▶ [WHAT TO DO] Transcribe the lines below verbatim, skipping the images.

═════ MATERIAL FOR THIS TASK

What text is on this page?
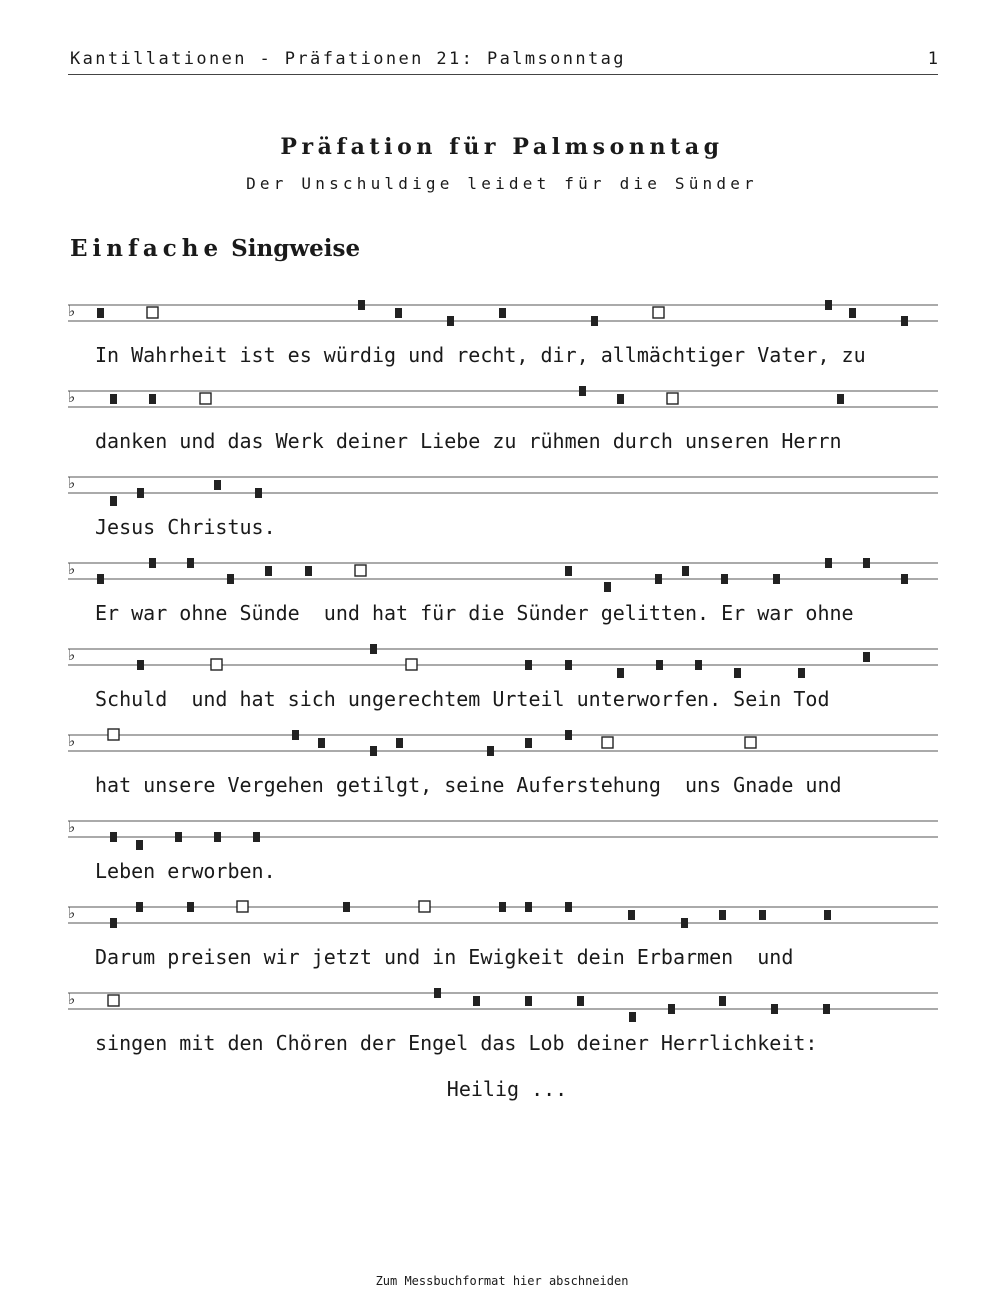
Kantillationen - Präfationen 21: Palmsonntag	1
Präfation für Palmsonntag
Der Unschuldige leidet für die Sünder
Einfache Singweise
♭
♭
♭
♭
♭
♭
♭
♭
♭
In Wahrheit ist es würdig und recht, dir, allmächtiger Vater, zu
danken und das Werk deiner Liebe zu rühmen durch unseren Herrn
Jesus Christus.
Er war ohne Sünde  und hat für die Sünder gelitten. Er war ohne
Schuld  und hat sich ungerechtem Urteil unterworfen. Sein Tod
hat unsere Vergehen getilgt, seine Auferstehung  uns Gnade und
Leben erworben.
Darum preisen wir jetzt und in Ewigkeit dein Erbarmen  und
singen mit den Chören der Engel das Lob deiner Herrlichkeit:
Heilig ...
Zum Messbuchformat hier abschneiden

══════════

▶ [WRITTEN SOLUTION]
What text is on this page?
Kantillationen - Präfationen 21: Palmsonntag	1
Präfation für Palmsonntag
Der Unschuldige leidet für die Sünder
Einfache Singweise
♭
♭
♭
♭
♭
♭
♭
♭
♭
In Wahrheit ist es würdig und recht, dir, allmächtiger Vater, zu
danken und das Werk deiner Liebe zu rühmen durch unseren Herrn
Jesus Christus.
Er war ohne Sünde  und hat für die Sünder gelitten. Er war ohne
Schuld  und hat sich ungerechtem Urteil unterworfen. Sein Tod
hat unsere Vergehen getilgt, seine Auferstehung  uns Gnade und
Leben erworben.
Darum preisen wir jetzt und in Ewigkeit dein Erbarmen  und
singen mit den Chören der Engel das Lob deiner Herrlichkeit:
Heilig ...
Zum Messbuchformat hier abschneiden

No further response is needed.